--- START OF EXTRACTED RECORDS ---

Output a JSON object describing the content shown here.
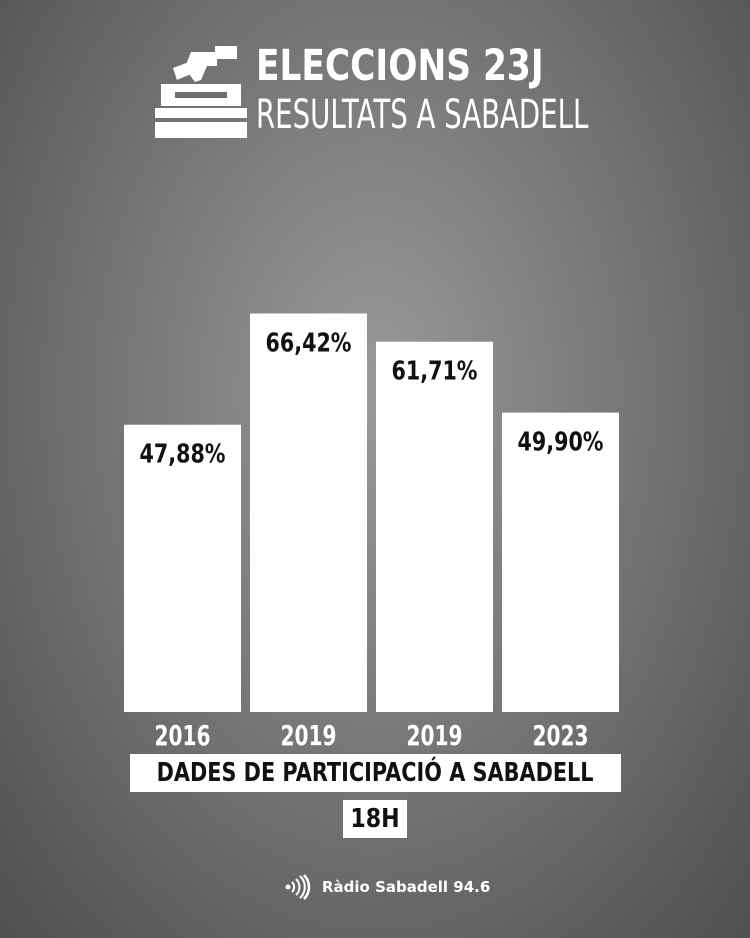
{
  "header": {
    "title": "ELECCIONS 23J",
    "subtitle": "RESULTATS A SABADELL",
    "icon": "ballot-box-icon"
  },
  "chart_data": {
    "type": "bar",
    "title": "DADES DE PARTICIPACIÓ A SABADELL",
    "categories": [
      "2016",
      "2019",
      "2019",
      "2023"
    ],
    "values": [
      47.88,
      66.42,
      61.71,
      49.9
    ],
    "value_labels": [
      "47,88%",
      "66,42%",
      "61,71%",
      "49,90%"
    ],
    "ylim": [
      0,
      100
    ],
    "grid": false,
    "bar_color": "#ffffff",
    "label_color": "#111111"
  },
  "caption": {
    "title": "DADES DE PARTICIPACIÓ A SABADELL",
    "time": "18H"
  },
  "footer": {
    "brand": "Ràdio Sabadell 94.6",
    "icon": "radio-waves-icon"
  },
  "colors": {
    "background": "#7c7c7c",
    "text_light": "#ffffff",
    "text_dark": "#111111"
  }
}
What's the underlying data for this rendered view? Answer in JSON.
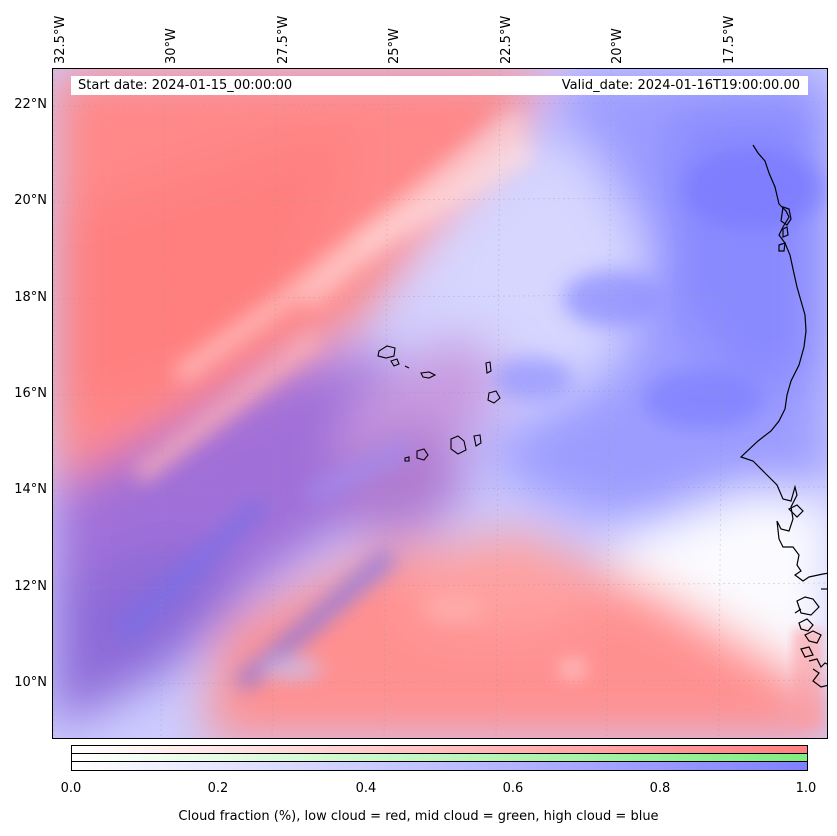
{
  "map": {
    "start_date": "Start date: 2024-01-15_00:00:00",
    "valid_date": "Valid_date: 2024-01-16T19:00:00.00",
    "lon_labels": [
      "32.5°W",
      "30°W",
      "27.5°W",
      "25°W",
      "22.5°W",
      "20°W",
      "17.5°W"
    ],
    "lat_labels": [
      "22°N",
      "20°N",
      "18°N",
      "16°N",
      "14°N",
      "12°N",
      "10°N"
    ],
    "colors": {
      "low_cloud": "#ff8080",
      "mid_cloud": "#80ee80",
      "high_cloud": "#8080ff",
      "clear": "#ffffff",
      "coastline": "#000000"
    }
  },
  "colorbar": {
    "tick_labels": [
      "0.0",
      "0.2",
      "0.4",
      "0.6",
      "0.8",
      "1.0"
    ],
    "title": "Cloud fraction (%), low cloud = red, mid cloud = green, high cloud = blue"
  }
}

--- END OF EXTRACTED RECORDS ---

Within the entries above, work out how many lines contain the word "JSON". The number alone is the answer.

> **CORRECT ANSWER**
2